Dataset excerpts

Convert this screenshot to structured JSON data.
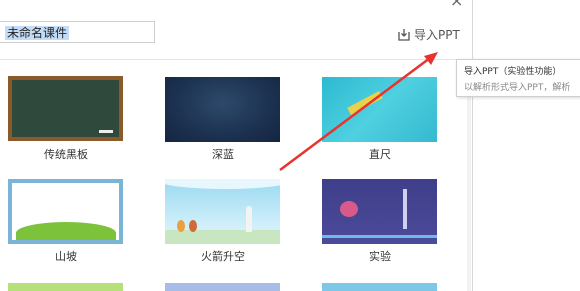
{
  "dialog": {
    "minimize_glyph": "‒",
    "close_glyph": "×",
    "name_input_value": "未命名课件",
    "import_button_label": "导入PPT"
  },
  "templates": [
    {
      "name": "传统黑板"
    },
    {
      "name": "深蓝"
    },
    {
      "name": "直尺"
    },
    {
      "name": "山坡"
    },
    {
      "name": "火箭升空"
    },
    {
      "name": "实验"
    }
  ],
  "tooltip": {
    "title": "导入PPT（实验性功能）",
    "description": "以解析形式导入PPT，解析"
  },
  "colors": {
    "arrow": "#e8332f",
    "accent": "#c4dcf7"
  },
  "icons": {
    "import": "import-icon"
  }
}
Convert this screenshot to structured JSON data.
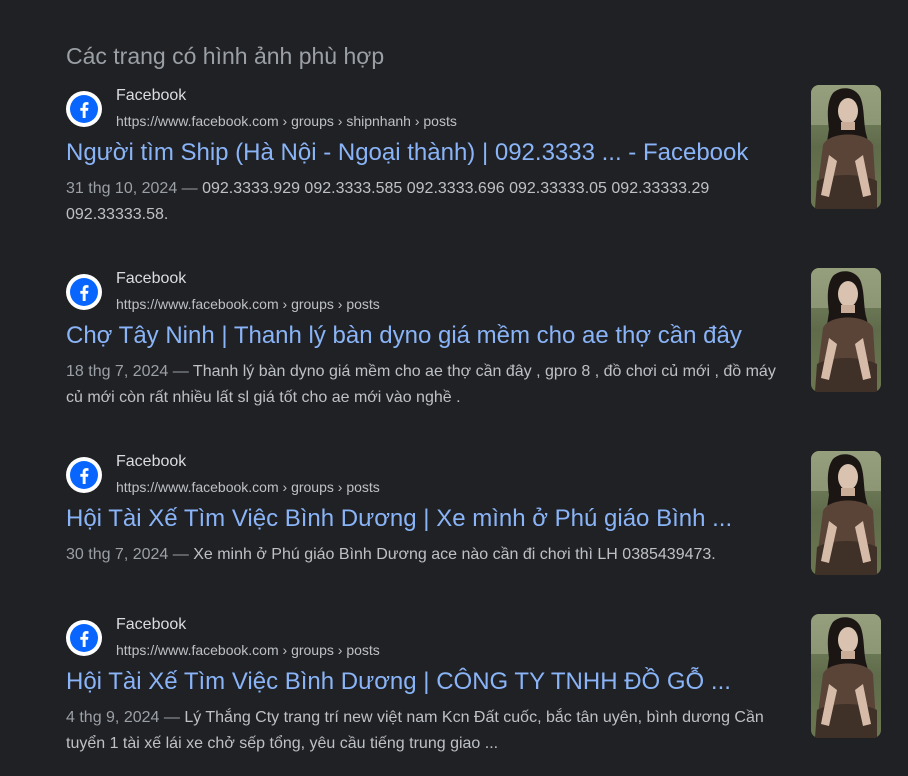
{
  "section_title": "Các trang có hình ảnh phù hợp",
  "results": [
    {
      "site_name": "Facebook",
      "url": "https://www.facebook.com › groups › shipnhanh › posts",
      "title": "Người tìm Ship (Hà Nội - Ngoại thành) | 092.3333 ... - Facebook",
      "date": "31 thg 10, 2024 — ",
      "snippet": "092.3333.929 092.3333.585 092.3333.696 092.33333.05 092.33333.29 092.33333.58."
    },
    {
      "site_name": "Facebook",
      "url": "https://www.facebook.com › groups › posts",
      "title": "Chợ Tây Ninh | Thanh lý bàn dyno giá mềm cho ae thợ cần đây",
      "date": "18 thg 7, 2024 — ",
      "snippet": "Thanh lý bàn dyno giá mềm cho ae thợ cần đây , gpro 8 , đồ chơi củ mới , đồ máy củ mới còn rất nhiều lất sl giá tốt cho ae mới vào nghề ."
    },
    {
      "site_name": "Facebook",
      "url": "https://www.facebook.com › groups › posts",
      "title": "Hội Tài Xế Tìm Việc Bình Dương | Xe mình ở Phú giáo Bình ...",
      "date": "30 thg 7, 2024 — ",
      "snippet": "Xe minh ở Phú giáo Bình Dương ace nào cần đi chơi thì LH 0385439473."
    },
    {
      "site_name": "Facebook",
      "url": "https://www.facebook.com › groups › posts",
      "title": "Hội Tài Xế Tìm Việc Bình Dương | CÔNG TY TNHH ĐỒ GỖ ...",
      "date": "4 thg 9, 2024 — ",
      "snippet": "Lý Thắng Cty trang trí new việt nam Kcn Đất cuốc, bắc tân uyên, bình dương Cần tuyển 1 tài xế lái xe chở sếp tổng, yêu cầu tiếng trung giao ..."
    }
  ],
  "icons": {
    "favicon": "facebook-icon",
    "thumbnail": "matching-image-thumbnail"
  },
  "colors": {
    "background": "#202124",
    "link": "#8ab4f8",
    "text": "#bdc1c6",
    "muted": "#9aa0a6",
    "facebook_blue": "#0866ff"
  }
}
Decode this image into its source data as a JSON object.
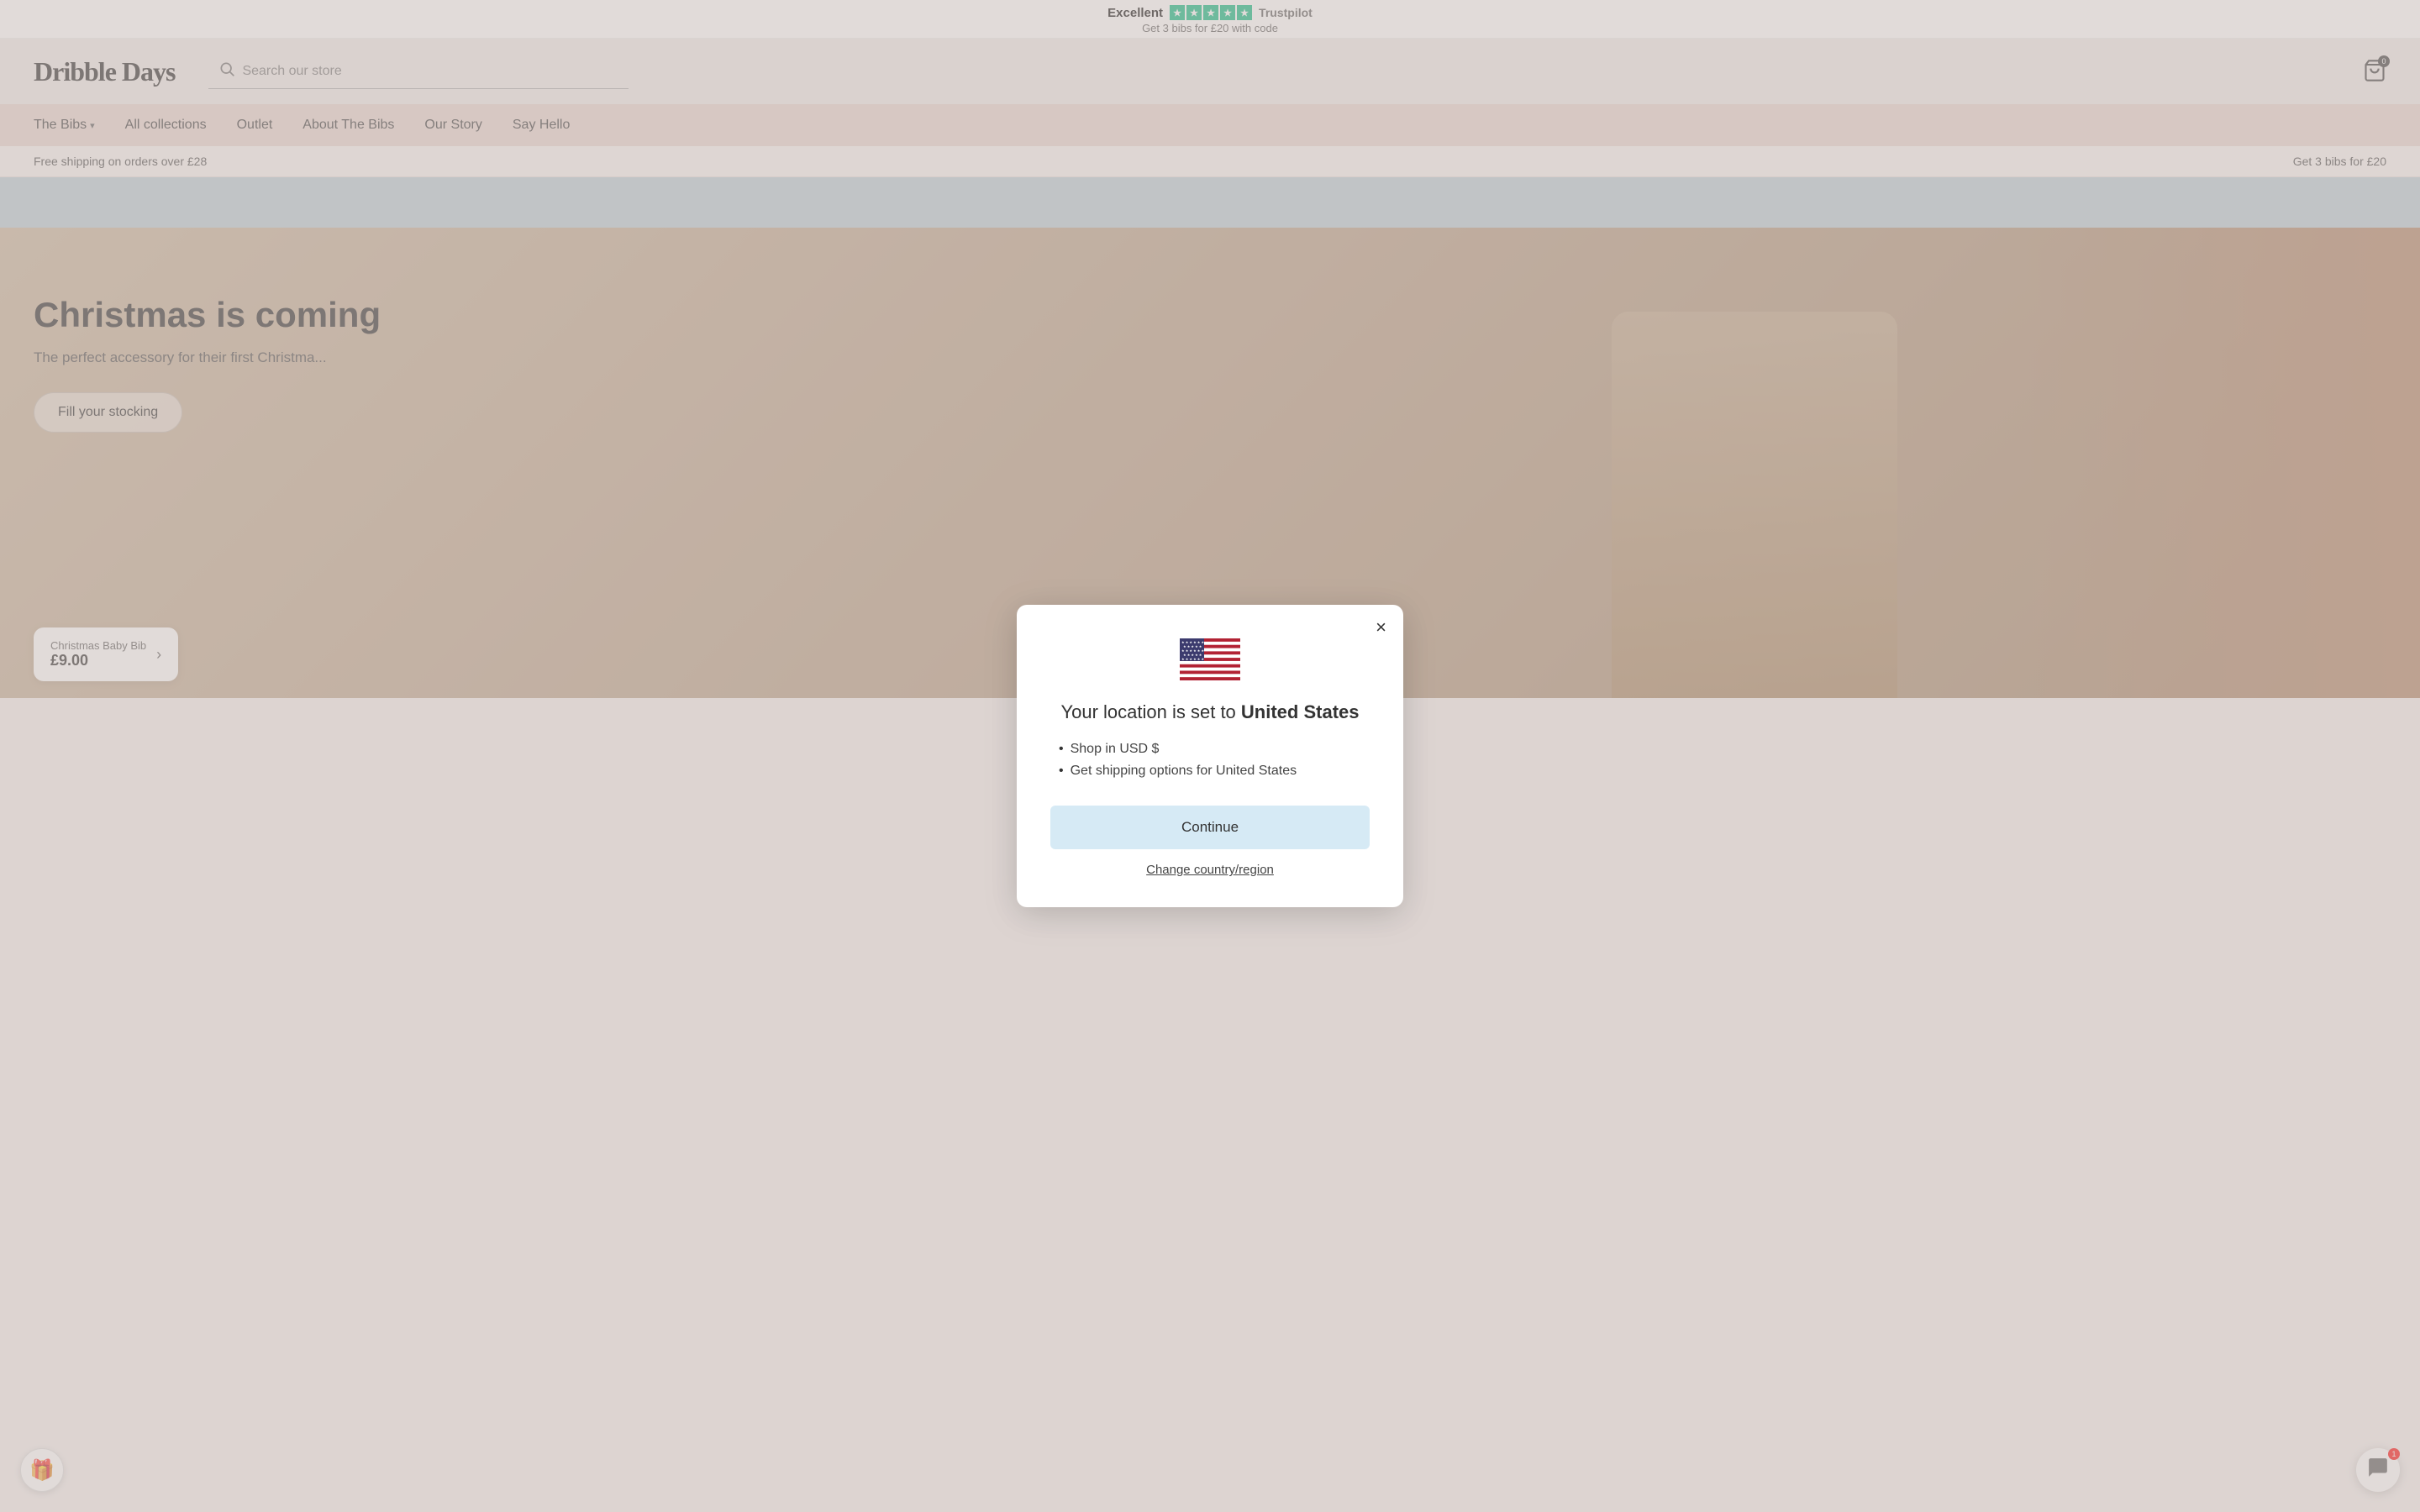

# Exercise requirements
Pictures in the records should not appear in your copy, but everything else must be transcribed exactly.

# Task solution
Convert this screenshot to structured JSON data.
{
  "dialog": {
    "minimize_glyph": "‒",
    "close_glyph": "×",
    "name_input_value": "未命名课件",
    "import_button_label": "导入PPT"
  },
  "templates": [
    {
      "name": "传统黑板"
    },
    {
      "name": "深蓝"
    },
    {
      "name": "直尺"
    },
    {
      "name": "山坡"
    },
    {
      "name": "火箭升空"
    },
    {
      "name": "实验"
    }
  ],
  "tooltip": {
    "title": "导入PPT（实验性功能）",
    "description": "以解析形式导入PPT，解析"
  },
  "colors": {
    "arrow": "#e8332f",
    "accent": "#c4dcf7"
  },
  "icons": {
    "import": "import-icon"
  }
}
Convert this screenshot to structured JSON data.
{
  "section_title": "Các trang có hình ảnh phù hợp",
  "results": [
    {
      "site_name": "Facebook",
      "url": "https://www.facebook.com › groups › shipnhanh › posts",
      "title": "Người tìm Ship (Hà Nội - Ngoại thành) | 092.3333 ... - Facebook",
      "date": "31 thg 10, 2024 — ",
      "snippet": "092.3333.929 092.3333.585 092.3333.696 092.33333.05 092.33333.29 092.33333.58."
    },
    {
      "site_name": "Facebook",
      "url": "https://www.facebook.com › groups › posts",
      "title": "Chợ Tây Ninh | Thanh lý bàn dyno giá mềm cho ae thợ cần đây",
      "date": "18 thg 7, 2024 — ",
      "snippet": "Thanh lý bàn dyno giá mềm cho ae thợ cần đây , gpro 8 , đồ chơi củ mới , đồ máy củ mới còn rất nhiều lất sl giá tốt cho ae mới vào nghề ."
    },
    {
      "site_name": "Facebook",
      "url": "https://www.facebook.com › groups › posts",
      "title": "Hội Tài Xế Tìm Việc Bình Dương | Xe mình ở Phú giáo Bình ...",
      "date": "30 thg 7, 2024 — ",
      "snippet": "Xe minh ở Phú giáo Bình Dương ace nào cần đi chơi thì LH 0385439473."
    },
    {
      "site_name": "Facebook",
      "url": "https://www.facebook.com › groups › posts",
      "title": "Hội Tài Xế Tìm Việc Bình Dương | CÔNG TY TNHH ĐỒ GỖ ...",
      "date": "4 thg 9, 2024 — ",
      "snippet": "Lý Thắng Cty trang trí new việt nam Kcn Đất cuốc, bắc tân uyên, bình dương Cần tuyển 1 tài xế lái xe chở sếp tổng, yêu cầu tiếng trung giao ..."
    }
  ],
  "icons": {
    "favicon": "facebook-icon",
    "thumbnail": "matching-image-thumbnail"
  },
  "colors": {
    "background": "#202124",
    "link": "#8ab4f8",
    "text": "#bdc1c6",
    "muted": "#9aa0a6",
    "facebook_blue": "#0866ff"
  }
}
Decode this image into its source data as a JSON object.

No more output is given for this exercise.